### SUPPLIED INFORMATION
■ ■ ■

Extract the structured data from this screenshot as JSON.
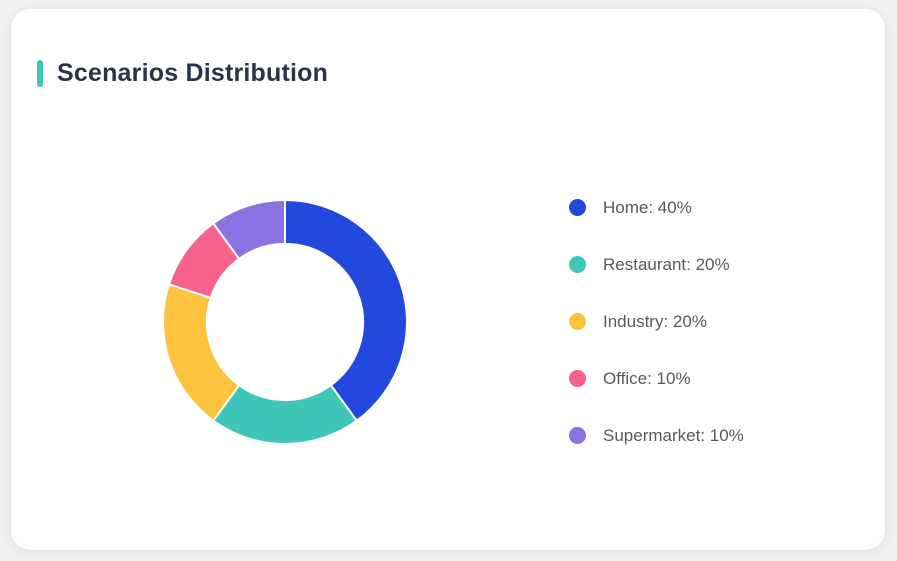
{
  "page": {
    "background_color": "#f0f1f3"
  },
  "card": {
    "title": "Scenarios Distribution",
    "accent_color": "#3fc4b7",
    "background_color": "#ffffff"
  },
  "legend": {
    "items": [
      {
        "label": "Home: 40%",
        "color": "#2248dd"
      },
      {
        "label": "Restaurant: 20%",
        "color": "#3ec6b9"
      },
      {
        "label": "Industry: 20%",
        "color": "#fdc33f"
      },
      {
        "label": "Office: 10%",
        "color": "#f7628c"
      },
      {
        "label": "Supermarket: 10%",
        "color": "#8b72e2"
      }
    ]
  },
  "chart_data": {
    "type": "pie",
    "subtype": "donut",
    "title": "Scenarios Distribution",
    "categories": [
      "Home",
      "Restaurant",
      "Industry",
      "Office",
      "Supermarket"
    ],
    "values": [
      40,
      20,
      20,
      10,
      10
    ],
    "unit": "%",
    "colors": [
      "#2248dd",
      "#3ec6b9",
      "#fdc33f",
      "#f7628c",
      "#8b72e2"
    ],
    "start_angle_deg": 0,
    "direction": "clockwise",
    "inner_radius_ratio": 0.64,
    "slice_border_color": "#ffffff",
    "legend_position": "right"
  }
}
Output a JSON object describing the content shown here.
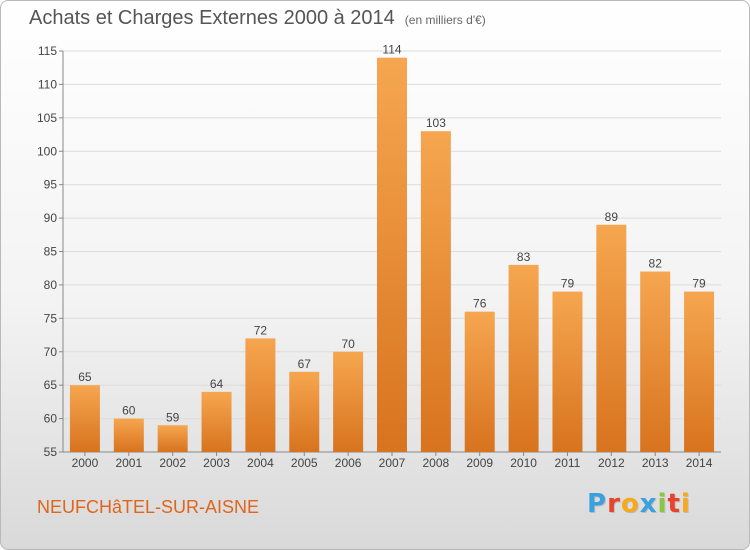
{
  "header": {
    "title": "Achats et Charges Externes 2000 à 2014",
    "subtitle": "(en milliers d'€)"
  },
  "footer": {
    "town": "NEUFCHâTEL-SUR-AISNE",
    "logo_text": "Proxiti",
    "logo_colors": [
      "#3aa0e0",
      "#e8412c",
      "#f7a81b",
      "#3aa0e0",
      "#8cc63e",
      "#e8412c",
      "#f7a81b"
    ]
  },
  "chart_data": {
    "type": "bar",
    "title": "Achats et Charges Externes 2000 à 2014",
    "xlabel": "",
    "ylabel": "",
    "categories": [
      "2000",
      "2001",
      "2002",
      "2003",
      "2004",
      "2005",
      "2006",
      "2007",
      "2008",
      "2009",
      "2010",
      "2011",
      "2012",
      "2013",
      "2014"
    ],
    "values": [
      65,
      60,
      59,
      64,
      72,
      67,
      70,
      114,
      103,
      76,
      83,
      79,
      89,
      82,
      79
    ],
    "ylim": [
      55,
      115
    ],
    "yticks": [
      55,
      60,
      65,
      70,
      75,
      80,
      85,
      90,
      95,
      100,
      105,
      110,
      115
    ],
    "grid": true,
    "bar_color_top": "#f6a650",
    "bar_color_bottom": "#d8731e"
  }
}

■ ■ ■

### THE REQUEST
Reproduce every entry exactly, but omit each picture.

### REPLY TO THE TASK
Extract the structured data from this screenshot as JSON.
{
  "page": {
    "background_color": "#f0f1f3"
  },
  "card": {
    "title": "Scenarios Distribution",
    "accent_color": "#3fc4b7",
    "background_color": "#ffffff"
  },
  "legend": {
    "items": [
      {
        "label": "Home: 40%",
        "color": "#2248dd"
      },
      {
        "label": "Restaurant: 20%",
        "color": "#3ec6b9"
      },
      {
        "label": "Industry: 20%",
        "color": "#fdc33f"
      },
      {
        "label": "Office: 10%",
        "color": "#f7628c"
      },
      {
        "label": "Supermarket: 10%",
        "color": "#8b72e2"
      }
    ]
  },
  "chart_data": {
    "type": "pie",
    "subtype": "donut",
    "title": "Scenarios Distribution",
    "categories": [
      "Home",
      "Restaurant",
      "Industry",
      "Office",
      "Supermarket"
    ],
    "values": [
      40,
      20,
      20,
      10,
      10
    ],
    "unit": "%",
    "colors": [
      "#2248dd",
      "#3ec6b9",
      "#fdc33f",
      "#f7628c",
      "#8b72e2"
    ],
    "start_angle_deg": 0,
    "direction": "clockwise",
    "inner_radius_ratio": 0.64,
    "slice_border_color": "#ffffff",
    "legend_position": "right"
  }
}
Output a JSON object describing the content shown here.
{
  "header": {
    "title": "Achats et Charges Externes 2000 à 2014",
    "subtitle": "(en milliers d'€)"
  },
  "footer": {
    "town": "NEUFCHâTEL-SUR-AISNE",
    "logo_text": "Proxiti",
    "logo_colors": [
      "#3aa0e0",
      "#e8412c",
      "#f7a81b",
      "#3aa0e0",
      "#8cc63e",
      "#e8412c",
      "#f7a81b"
    ]
  },
  "chart_data": {
    "type": "bar",
    "title": "Achats et Charges Externes 2000 à 2014",
    "xlabel": "",
    "ylabel": "",
    "categories": [
      "2000",
      "2001",
      "2002",
      "2003",
      "2004",
      "2005",
      "2006",
      "2007",
      "2008",
      "2009",
      "2010",
      "2011",
      "2012",
      "2013",
      "2014"
    ],
    "values": [
      65,
      60,
      59,
      64,
      72,
      67,
      70,
      114,
      103,
      76,
      83,
      79,
      89,
      82,
      79
    ],
    "ylim": [
      55,
      115
    ],
    "yticks": [
      55,
      60,
      65,
      70,
      75,
      80,
      85,
      90,
      95,
      100,
      105,
      110,
      115
    ],
    "grid": true,
    "bar_color_top": "#f6a650",
    "bar_color_bottom": "#d8731e"
  }
}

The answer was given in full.